Goal:
Scan the data for "Overall" and copy the lines it appears in.
----------------------------------------
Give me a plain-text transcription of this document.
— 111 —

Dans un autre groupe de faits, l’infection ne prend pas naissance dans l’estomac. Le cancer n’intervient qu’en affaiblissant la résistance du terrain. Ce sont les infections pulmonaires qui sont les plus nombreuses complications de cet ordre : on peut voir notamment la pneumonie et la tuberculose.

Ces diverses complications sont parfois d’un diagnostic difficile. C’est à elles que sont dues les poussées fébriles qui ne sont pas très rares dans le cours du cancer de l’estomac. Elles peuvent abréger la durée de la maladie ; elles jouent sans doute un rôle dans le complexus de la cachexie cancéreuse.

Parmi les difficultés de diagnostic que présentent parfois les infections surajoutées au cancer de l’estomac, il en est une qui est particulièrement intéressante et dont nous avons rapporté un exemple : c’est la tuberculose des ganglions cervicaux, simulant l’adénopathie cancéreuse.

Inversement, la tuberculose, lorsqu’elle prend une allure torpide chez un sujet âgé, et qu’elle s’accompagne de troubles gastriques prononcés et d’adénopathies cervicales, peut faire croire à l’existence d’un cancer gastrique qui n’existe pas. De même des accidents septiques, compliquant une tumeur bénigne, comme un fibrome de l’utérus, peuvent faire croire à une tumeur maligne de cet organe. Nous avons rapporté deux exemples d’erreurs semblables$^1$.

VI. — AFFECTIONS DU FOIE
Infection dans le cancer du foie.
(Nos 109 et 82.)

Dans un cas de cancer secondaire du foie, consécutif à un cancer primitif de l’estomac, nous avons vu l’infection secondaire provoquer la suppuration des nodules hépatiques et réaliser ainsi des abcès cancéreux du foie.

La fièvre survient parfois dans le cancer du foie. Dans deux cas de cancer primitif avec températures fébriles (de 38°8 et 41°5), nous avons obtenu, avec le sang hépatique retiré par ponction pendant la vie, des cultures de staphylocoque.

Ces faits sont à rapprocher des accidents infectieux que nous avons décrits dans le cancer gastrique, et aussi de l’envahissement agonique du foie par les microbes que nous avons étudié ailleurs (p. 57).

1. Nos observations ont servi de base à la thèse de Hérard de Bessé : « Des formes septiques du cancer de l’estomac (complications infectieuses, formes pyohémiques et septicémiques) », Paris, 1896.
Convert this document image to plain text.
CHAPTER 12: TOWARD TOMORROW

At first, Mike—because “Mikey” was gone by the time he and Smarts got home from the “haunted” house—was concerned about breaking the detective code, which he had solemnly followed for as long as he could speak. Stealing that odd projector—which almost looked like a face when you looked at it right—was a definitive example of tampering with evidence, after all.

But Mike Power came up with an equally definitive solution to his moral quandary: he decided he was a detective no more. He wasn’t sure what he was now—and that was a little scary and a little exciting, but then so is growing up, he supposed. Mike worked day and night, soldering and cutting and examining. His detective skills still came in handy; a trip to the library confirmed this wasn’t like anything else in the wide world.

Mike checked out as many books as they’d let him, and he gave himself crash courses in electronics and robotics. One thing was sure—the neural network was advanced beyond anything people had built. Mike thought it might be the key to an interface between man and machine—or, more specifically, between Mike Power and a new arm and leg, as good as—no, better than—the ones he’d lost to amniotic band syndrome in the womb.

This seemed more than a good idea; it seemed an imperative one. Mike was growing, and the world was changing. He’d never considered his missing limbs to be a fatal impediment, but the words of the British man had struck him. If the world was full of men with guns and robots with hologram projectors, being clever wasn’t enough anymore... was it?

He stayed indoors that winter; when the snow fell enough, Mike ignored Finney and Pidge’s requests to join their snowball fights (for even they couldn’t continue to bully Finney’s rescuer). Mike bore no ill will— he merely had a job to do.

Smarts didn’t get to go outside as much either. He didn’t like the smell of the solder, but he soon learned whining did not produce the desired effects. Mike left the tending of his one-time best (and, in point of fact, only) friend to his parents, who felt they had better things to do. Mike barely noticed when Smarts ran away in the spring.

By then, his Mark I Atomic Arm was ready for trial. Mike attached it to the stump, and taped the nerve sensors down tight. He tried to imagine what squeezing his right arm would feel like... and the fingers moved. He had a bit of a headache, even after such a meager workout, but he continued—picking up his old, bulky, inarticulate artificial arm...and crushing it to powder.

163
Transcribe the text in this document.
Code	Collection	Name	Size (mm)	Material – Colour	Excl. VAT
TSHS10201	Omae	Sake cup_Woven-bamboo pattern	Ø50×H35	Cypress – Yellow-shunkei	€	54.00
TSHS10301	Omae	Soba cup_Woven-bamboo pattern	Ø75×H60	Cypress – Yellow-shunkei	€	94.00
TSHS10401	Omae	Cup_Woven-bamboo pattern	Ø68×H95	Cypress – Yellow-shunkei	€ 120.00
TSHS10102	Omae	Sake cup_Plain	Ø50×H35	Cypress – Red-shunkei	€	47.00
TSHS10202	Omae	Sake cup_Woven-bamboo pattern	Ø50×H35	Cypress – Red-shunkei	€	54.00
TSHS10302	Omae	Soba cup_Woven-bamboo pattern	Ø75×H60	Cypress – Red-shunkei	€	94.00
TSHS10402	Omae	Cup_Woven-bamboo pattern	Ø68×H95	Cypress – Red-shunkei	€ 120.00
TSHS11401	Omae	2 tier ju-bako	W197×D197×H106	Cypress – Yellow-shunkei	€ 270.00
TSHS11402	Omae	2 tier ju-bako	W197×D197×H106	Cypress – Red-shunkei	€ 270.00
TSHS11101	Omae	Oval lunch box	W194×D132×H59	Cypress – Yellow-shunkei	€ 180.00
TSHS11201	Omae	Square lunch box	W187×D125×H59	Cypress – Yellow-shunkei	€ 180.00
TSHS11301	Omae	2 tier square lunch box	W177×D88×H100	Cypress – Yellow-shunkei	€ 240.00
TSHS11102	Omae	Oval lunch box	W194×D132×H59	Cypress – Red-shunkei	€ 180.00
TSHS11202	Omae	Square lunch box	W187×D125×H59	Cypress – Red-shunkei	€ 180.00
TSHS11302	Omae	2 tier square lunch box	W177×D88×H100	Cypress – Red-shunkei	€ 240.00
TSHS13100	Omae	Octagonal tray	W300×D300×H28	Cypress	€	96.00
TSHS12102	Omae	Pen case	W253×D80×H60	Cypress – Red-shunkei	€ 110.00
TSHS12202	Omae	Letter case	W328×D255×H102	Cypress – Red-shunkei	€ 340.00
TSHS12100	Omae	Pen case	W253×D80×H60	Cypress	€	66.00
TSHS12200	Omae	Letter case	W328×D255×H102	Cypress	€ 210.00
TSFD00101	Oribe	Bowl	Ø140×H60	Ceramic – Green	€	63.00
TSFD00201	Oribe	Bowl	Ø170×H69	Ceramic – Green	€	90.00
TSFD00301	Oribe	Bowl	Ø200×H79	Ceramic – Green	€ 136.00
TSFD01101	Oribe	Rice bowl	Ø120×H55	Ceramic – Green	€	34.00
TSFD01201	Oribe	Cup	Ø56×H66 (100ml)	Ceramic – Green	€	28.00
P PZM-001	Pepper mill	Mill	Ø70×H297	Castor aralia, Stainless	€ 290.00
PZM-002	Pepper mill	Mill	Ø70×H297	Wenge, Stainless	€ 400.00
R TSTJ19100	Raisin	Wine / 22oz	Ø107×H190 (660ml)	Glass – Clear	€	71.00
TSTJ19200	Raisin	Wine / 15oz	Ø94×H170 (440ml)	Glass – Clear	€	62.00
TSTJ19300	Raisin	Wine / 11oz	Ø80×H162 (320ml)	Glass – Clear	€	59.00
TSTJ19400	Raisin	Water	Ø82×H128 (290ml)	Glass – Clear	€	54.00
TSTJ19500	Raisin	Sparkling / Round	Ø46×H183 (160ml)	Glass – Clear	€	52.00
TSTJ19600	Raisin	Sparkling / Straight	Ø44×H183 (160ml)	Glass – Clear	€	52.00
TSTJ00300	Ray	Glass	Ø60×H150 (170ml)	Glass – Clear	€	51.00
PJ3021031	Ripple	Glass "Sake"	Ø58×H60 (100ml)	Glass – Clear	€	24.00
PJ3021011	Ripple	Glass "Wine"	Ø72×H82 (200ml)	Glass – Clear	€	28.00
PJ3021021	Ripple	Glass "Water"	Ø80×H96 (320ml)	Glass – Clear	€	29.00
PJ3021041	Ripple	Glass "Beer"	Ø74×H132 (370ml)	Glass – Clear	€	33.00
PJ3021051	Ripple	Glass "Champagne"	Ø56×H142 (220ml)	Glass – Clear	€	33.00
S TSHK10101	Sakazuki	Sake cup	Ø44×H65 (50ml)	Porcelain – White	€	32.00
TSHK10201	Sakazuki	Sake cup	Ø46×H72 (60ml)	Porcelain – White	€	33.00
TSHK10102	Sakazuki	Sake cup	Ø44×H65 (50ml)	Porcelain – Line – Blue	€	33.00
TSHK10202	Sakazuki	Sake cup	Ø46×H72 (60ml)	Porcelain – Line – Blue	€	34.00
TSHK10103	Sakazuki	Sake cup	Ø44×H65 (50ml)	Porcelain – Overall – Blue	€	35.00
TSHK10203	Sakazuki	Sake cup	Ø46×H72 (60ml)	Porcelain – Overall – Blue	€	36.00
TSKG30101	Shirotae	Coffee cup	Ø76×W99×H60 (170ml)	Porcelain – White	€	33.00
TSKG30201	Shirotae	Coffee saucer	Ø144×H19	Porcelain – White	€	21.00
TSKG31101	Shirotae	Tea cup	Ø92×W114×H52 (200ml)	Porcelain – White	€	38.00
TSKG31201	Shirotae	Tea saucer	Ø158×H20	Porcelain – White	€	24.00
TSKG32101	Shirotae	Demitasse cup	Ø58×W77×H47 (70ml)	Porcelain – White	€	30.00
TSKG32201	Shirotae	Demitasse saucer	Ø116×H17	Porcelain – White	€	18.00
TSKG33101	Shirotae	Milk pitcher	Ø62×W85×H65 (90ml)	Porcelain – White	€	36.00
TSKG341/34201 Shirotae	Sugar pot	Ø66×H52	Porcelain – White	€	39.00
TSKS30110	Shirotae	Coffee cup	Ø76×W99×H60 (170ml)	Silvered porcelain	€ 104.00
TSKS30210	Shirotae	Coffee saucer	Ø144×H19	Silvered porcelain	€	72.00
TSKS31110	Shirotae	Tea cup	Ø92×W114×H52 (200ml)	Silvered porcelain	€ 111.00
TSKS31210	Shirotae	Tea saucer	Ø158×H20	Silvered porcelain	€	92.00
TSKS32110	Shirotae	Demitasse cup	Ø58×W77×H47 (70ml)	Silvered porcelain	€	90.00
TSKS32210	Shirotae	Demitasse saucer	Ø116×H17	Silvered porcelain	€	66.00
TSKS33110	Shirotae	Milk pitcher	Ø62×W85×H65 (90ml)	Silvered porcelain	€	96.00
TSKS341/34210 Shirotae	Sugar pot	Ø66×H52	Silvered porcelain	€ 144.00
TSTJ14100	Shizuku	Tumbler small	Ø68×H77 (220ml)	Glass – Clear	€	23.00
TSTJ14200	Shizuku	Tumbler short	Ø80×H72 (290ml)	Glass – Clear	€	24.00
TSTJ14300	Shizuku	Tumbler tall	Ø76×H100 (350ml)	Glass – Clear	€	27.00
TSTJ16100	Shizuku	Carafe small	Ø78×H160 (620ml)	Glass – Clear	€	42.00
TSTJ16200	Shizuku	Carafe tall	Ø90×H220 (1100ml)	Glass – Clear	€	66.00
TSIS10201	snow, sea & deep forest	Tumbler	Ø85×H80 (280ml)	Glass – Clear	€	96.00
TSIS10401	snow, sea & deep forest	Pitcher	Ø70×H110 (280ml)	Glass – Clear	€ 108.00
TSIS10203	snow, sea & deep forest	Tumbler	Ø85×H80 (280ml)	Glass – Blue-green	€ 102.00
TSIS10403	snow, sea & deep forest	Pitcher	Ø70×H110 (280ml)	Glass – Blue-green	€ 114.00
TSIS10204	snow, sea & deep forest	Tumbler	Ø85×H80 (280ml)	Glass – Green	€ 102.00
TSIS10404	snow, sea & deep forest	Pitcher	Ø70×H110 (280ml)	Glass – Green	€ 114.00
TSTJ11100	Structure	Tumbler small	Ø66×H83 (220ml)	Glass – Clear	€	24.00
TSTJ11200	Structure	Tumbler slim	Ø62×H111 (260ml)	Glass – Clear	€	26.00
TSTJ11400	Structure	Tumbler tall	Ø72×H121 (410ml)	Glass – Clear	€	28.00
----------------------------------------
Written answer:
TSHK10103	Sakazuki	Sake cup	Ø44×H65 (50ml)	Porcelain – Overall – Blue	€	35.00
TSHK10203	Sakazuki	Sake cup	Ø46×H72 (60ml)	Porcelain – Overall – Blue	€	36.00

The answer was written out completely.